╭─ Task material

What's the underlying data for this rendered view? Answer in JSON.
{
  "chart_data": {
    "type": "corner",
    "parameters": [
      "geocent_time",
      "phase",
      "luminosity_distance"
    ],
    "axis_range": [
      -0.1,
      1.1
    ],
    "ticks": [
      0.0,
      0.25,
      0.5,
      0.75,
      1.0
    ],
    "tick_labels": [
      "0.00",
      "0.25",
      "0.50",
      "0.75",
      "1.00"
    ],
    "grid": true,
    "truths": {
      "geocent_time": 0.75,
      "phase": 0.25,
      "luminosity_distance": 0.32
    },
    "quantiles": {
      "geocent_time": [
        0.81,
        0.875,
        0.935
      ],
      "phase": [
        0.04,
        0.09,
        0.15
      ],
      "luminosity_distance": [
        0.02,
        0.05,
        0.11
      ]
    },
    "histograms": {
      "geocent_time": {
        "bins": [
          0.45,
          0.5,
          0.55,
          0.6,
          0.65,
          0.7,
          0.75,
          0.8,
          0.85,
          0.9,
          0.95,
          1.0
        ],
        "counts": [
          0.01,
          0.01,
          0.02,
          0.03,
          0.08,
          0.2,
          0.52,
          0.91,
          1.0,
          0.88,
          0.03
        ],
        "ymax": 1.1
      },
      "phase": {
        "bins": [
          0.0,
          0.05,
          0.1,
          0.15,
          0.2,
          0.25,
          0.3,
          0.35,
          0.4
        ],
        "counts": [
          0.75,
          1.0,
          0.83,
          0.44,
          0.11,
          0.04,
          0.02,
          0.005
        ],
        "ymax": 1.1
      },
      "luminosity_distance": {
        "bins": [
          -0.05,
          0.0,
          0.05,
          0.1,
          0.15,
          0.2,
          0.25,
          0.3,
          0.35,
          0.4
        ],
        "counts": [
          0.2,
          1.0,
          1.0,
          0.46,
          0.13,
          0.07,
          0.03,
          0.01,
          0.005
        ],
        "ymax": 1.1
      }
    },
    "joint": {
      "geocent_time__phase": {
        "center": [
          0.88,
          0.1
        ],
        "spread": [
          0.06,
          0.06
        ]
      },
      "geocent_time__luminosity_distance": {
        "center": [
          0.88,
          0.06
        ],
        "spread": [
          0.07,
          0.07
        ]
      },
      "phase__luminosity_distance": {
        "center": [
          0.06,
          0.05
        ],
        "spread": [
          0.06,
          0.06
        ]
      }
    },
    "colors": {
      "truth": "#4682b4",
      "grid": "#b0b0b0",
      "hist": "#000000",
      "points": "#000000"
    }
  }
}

╰─

__Given task__.
Return every entry exactly as given.

__Completed task__.
What's the underlying data for this rendered view? Answer in JSON.
{
  "chart_data": {
    "type": "corner",
    "parameters": [
      "geocent_time",
      "phase",
      "luminosity_distance"
    ],
    "axis_range": [
      -0.1,
      1.1
    ],
    "ticks": [
      0.0,
      0.25,
      0.5,
      0.75,
      1.0
    ],
    "tick_labels": [
      "0.00",
      "0.25",
      "0.50",
      "0.75",
      "1.00"
    ],
    "grid": true,
    "truths": {
      "geocent_time": 0.75,
      "phase": 0.25,
      "luminosity_distance": 0.32
    },
    "quantiles": {
      "geocent_time": [
        0.81,
        0.875,
        0.935
      ],
      "phase": [
        0.04,
        0.09,
        0.15
      ],
      "luminosity_distance": [
        0.02,
        0.05,
        0.11
      ]
    },
    "histograms": {
      "geocent_time": {
        "bins": [
          0.45,
          0.5,
          0.55,
          0.6,
          0.65,
          0.7,
          0.75,
          0.8,
          0.85,
          0.9,
          0.95,
          1.0
        ],
        "counts": [
          0.01,
          0.01,
          0.02,
          0.03,
          0.08,
          0.2,
          0.52,
          0.91,
          1.0,
          0.88,
          0.03
        ],
        "ymax": 1.1
      },
      "phase": {
        "bins": [
          0.0,
          0.05,
          0.1,
          0.15,
          0.2,
          0.25,
          0.3,
          0.35,
          0.4
        ],
        "counts": [
          0.75,
          1.0,
          0.83,
          0.44,
          0.11,
          0.04,
          0.02,
          0.005
        ],
        "ymax": 1.1
      },
      "luminosity_distance": {
        "bins": [
          -0.05,
          0.0,
          0.05,
          0.1,
          0.15,
          0.2,
          0.25,
          0.3,
          0.35,
          0.4
        ],
        "counts": [
          0.2,
          1.0,
          1.0,
          0.46,
          0.13,
          0.07,
          0.03,
          0.01,
          0.005
        ],
        "ymax": 1.1
      }
    },
    "joint": {
      "geocent_time__phase": {
        "center": [
          0.88,
          0.1
        ],
        "spread": [
          0.06,
          0.06
        ]
      },
      "geocent_time__luminosity_distance": {
        "center": [
          0.88,
          0.06
        ],
        "spread": [
          0.07,
          0.07
        ]
      },
      "phase__luminosity_distance": {
        "center": [
          0.06,
          0.05
        ],
        "spread": [
          0.06,
          0.06
        ]
      }
    },
    "colors": {
      "truth": "#4682b4",
      "grid": "#b0b0b0",
      "hist": "#000000",
      "points": "#000000"
    }
  }
}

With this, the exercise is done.